### STATED EXERCISE
Copy out every line containing the word "dsRNA".

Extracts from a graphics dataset
----------------
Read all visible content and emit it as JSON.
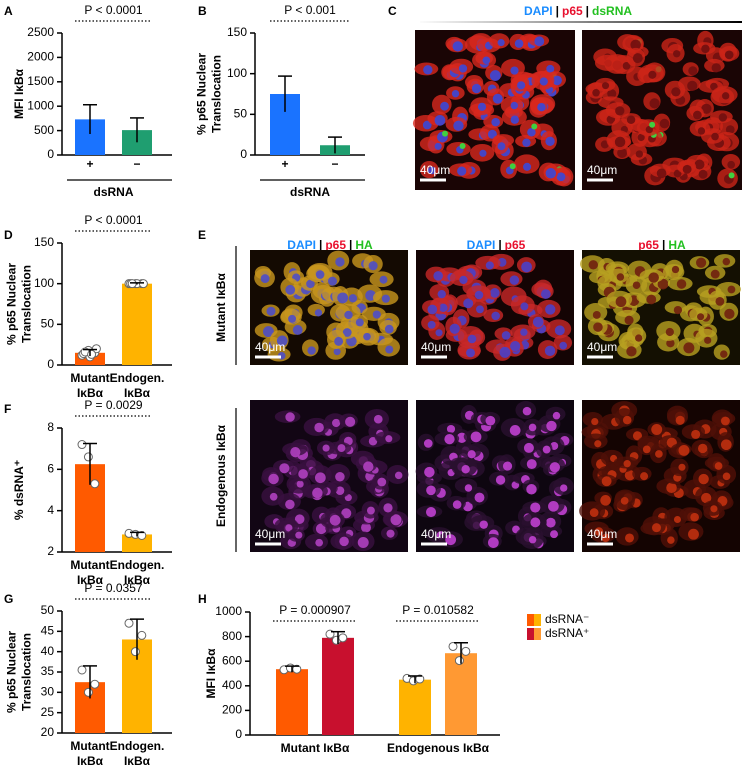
{
  "chart_data": [
    {
      "type": "bar",
      "label": "A",
      "ylabel": "MFI IκBα",
      "xlabel": "dsRNA",
      "categories": [
        "+",
        "−"
      ],
      "values": [
        730,
        510
      ],
      "errors": [
        300,
        250
      ],
      "colors": [
        "#1a73ff",
        "#1f9e70"
      ],
      "ylim": [
        0,
        2500
      ],
      "yticks": [
        0,
        500,
        1000,
        1500,
        2000,
        2500
      ],
      "annotations": [
        "P < 0.0001"
      ]
    },
    {
      "type": "bar",
      "label": "B",
      "ylabel": "% p65 Nuclear Translocation",
      "xlabel": "dsRNA",
      "categories": [
        "+",
        "−"
      ],
      "values": [
        75,
        12
      ],
      "errors": [
        22,
        10
      ],
      "colors": [
        "#1a73ff",
        "#1f9e70"
      ],
      "ylim": [
        0,
        150
      ],
      "yticks": [
        0,
        50,
        100,
        150
      ],
      "annotations": [
        "P < 0.001"
      ]
    },
    {
      "type": "image",
      "label": "C",
      "headers": [
        [
          "DAPI",
          "|",
          "p65",
          "|",
          "dsRNA"
        ]
      ],
      "header_colors": [
        [
          "#1a8cff",
          "#000000",
          "#e8102e",
          "#000000",
          "#22c020"
        ]
      ],
      "scale_bar": "40μm"
    },
    {
      "type": "bar",
      "label": "D",
      "ylabel": "% p65 Nuclear Translocation",
      "categories": [
        "Mutant IκBα",
        "Endogen. IκBα"
      ],
      "values": [
        15,
        100
      ],
      "errors": [
        4,
        1
      ],
      "colors": [
        "#ff5a00",
        "#ffb300"
      ],
      "points": [
        [
          12,
          18,
          15,
          14,
          10,
          20,
          16,
          13
        ],
        [
          100,
          100,
          100,
          100,
          100,
          100,
          100
        ]
      ],
      "ylim": [
        0,
        150
      ],
      "yticks": [
        0,
        50,
        100,
        150
      ],
      "annotations": [
        "P < 0.0001"
      ]
    },
    {
      "type": "image",
      "label": "E",
      "headers": [
        [
          "DAPI",
          "|",
          "p65",
          "|",
          "HA"
        ],
        [
          "DAPI",
          "|",
          "p65"
        ],
        [
          "p65",
          "|",
          "HA"
        ]
      ],
      "header_colors": [
        [
          "#1a8cff",
          "#000000",
          "#e8102e",
          "#000000",
          "#22c020"
        ],
        [
          "#1a8cff",
          "#000000",
          "#e8102e"
        ],
        [
          "#e8102e",
          "#000000",
          "#22c020"
        ]
      ],
      "row_labels": [
        "Mutant IκBα",
        "Endogenous IκBα"
      ],
      "scale_bar": "40μm"
    },
    {
      "type": "bar",
      "label": "F",
      "ylabel": "% dsRNA⁺",
      "categories": [
        "Mutant IκBα",
        "Endogen. IκBα"
      ],
      "values": [
        6.25,
        2.85
      ],
      "errors": [
        1.0,
        0.1
      ],
      "colors": [
        "#ff5a00",
        "#ffb300"
      ],
      "points": [
        [
          7.2,
          6.6,
          5.3
        ],
        [
          2.9,
          2.85,
          2.8
        ]
      ],
      "ylim": [
        2,
        8
      ],
      "yticks": [
        2,
        4,
        6,
        8
      ],
      "annotations": [
        "P = 0.0029"
      ]
    },
    {
      "type": "bar",
      "label": "G",
      "ylabel": "% p65 Nuclear Translocation",
      "categories": [
        "Mutant IκBα",
        "Endogen. IκBα"
      ],
      "values": [
        32.5,
        43
      ],
      "errors": [
        4,
        5
      ],
      "colors": [
        "#ff5a00",
        "#ffb300"
      ],
      "points": [
        [
          35.5,
          30,
          32
        ],
        [
          47,
          40,
          44
        ]
      ],
      "ylim": [
        20,
        50
      ],
      "yticks": [
        20,
        25,
        30,
        35,
        40,
        45,
        50
      ],
      "annotations": [
        "P = 0.0357"
      ]
    },
    {
      "type": "grouped_bar",
      "label": "H",
      "ylabel": "MFI IκBα",
      "categories": [
        "Mutant IκBα",
        "Endogenous IκBα"
      ],
      "series": [
        {
          "name": "dsRNA⁻",
          "colors": [
            "#ff5a00",
            "#ffb300"
          ],
          "values": [
            535,
            450
          ],
          "errors": [
            25,
            30
          ],
          "points": [
            [
              530,
              545,
              535
            ],
            [
              460,
              440,
              455
            ]
          ]
        },
        {
          "name": "dsRNA⁺",
          "colors": [
            "#c8102e",
            "#ff9933"
          ],
          "values": [
            790,
            665
          ],
          "errors": [
            50,
            85
          ],
          "points": [
            [
              820,
              770,
              790
            ],
            [
              720,
              605,
              680
            ]
          ]
        }
      ],
      "ylim": [
        0,
        1000
      ],
      "yticks": [
        0,
        200,
        400,
        600,
        800,
        1000
      ],
      "annotations": [
        "P = 0.000907",
        "P = 0.010582"
      ]
    }
  ]
}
----------------
### WRITTEN SOLUTION
      "xlabel": "dsRNA",
      "xlabel": "dsRNA",
          "dsRNA"
      "ylabel": "% dsRNA⁺",
          "name": "dsRNA⁻",
          "name": "dsRNA⁺",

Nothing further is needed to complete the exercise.